--- START SUPPLIED INFORMATION ---

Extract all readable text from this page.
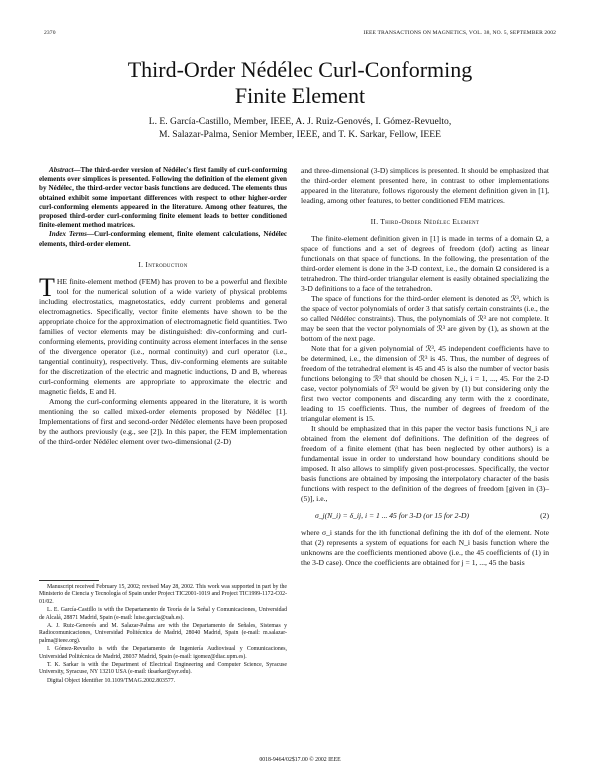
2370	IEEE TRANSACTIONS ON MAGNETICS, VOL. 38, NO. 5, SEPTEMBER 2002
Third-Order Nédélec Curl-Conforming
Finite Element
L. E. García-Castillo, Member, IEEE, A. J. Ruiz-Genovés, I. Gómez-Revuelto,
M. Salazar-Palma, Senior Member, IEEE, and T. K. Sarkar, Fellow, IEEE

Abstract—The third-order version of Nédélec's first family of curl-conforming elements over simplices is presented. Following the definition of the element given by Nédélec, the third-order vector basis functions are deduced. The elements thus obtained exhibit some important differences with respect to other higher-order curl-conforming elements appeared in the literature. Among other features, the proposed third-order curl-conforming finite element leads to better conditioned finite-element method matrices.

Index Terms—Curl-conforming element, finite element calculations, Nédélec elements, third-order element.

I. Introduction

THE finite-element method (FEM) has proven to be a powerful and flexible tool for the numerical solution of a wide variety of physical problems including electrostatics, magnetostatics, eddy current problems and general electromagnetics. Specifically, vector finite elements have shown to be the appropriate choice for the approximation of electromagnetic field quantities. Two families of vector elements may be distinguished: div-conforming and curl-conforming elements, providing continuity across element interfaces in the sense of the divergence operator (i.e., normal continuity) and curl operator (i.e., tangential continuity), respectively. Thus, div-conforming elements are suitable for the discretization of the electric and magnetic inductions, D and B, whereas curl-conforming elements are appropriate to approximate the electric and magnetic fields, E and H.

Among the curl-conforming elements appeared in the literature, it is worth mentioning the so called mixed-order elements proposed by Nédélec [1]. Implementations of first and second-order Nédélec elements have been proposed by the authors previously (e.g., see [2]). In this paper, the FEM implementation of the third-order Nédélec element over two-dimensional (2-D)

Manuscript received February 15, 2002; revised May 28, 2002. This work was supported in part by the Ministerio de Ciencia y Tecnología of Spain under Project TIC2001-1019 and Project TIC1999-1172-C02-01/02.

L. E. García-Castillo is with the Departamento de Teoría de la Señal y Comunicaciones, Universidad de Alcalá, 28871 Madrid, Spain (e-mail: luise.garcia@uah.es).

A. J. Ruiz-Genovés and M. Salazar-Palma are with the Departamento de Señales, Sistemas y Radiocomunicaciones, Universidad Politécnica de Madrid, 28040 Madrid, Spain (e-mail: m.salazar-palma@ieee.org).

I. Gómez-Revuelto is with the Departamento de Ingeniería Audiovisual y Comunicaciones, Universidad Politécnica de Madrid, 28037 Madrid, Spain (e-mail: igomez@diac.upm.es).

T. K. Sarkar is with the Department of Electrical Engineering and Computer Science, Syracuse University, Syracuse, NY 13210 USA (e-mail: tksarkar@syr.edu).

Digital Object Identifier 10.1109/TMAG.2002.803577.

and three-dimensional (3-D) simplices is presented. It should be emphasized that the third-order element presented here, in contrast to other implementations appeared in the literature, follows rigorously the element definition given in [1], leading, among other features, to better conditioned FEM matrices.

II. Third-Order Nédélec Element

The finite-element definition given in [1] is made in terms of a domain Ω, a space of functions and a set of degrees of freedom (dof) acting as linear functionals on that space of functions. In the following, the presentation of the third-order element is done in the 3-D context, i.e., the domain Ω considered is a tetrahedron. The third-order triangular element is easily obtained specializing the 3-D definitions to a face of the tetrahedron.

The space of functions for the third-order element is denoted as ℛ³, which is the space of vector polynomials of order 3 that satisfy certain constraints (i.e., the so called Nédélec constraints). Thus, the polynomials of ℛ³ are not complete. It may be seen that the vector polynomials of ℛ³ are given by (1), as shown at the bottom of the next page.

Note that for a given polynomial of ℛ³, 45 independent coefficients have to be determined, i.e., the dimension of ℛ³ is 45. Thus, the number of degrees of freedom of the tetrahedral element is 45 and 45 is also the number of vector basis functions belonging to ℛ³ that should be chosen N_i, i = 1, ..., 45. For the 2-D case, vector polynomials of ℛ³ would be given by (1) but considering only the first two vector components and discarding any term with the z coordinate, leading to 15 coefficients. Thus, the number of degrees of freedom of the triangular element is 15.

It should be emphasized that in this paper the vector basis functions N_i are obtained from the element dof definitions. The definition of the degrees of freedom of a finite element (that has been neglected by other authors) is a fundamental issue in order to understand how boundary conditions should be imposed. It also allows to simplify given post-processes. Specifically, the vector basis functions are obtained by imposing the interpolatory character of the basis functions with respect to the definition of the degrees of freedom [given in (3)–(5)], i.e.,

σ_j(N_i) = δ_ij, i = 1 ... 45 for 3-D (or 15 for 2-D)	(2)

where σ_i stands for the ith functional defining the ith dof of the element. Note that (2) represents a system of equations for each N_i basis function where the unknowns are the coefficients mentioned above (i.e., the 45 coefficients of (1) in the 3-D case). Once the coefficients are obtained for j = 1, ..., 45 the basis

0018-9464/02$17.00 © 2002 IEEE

--- END SUPPLIED INFORMATION ---

#### EXERCISE DESCRIPTION
Pull out the lines above in which the word "Politécnica" appears.

#### EXERCISE OUTPUT
A. J. Ruiz-Genovés and M. Salazar-Palma are with the Departamento de Señales, Sistemas y Radiocomunicaciones, Universidad Politécnica de Madrid, 28040 Madrid, Spain (e-mail: m.salazar-palma@ieee.org).
I. Gómez-Revuelto is with the Departamento de Ingeniería Audiovisual y Comunicaciones, Universidad Politécnica de Madrid, 28037 Madrid, Spain (e-mail: igomez@diac.upm.es).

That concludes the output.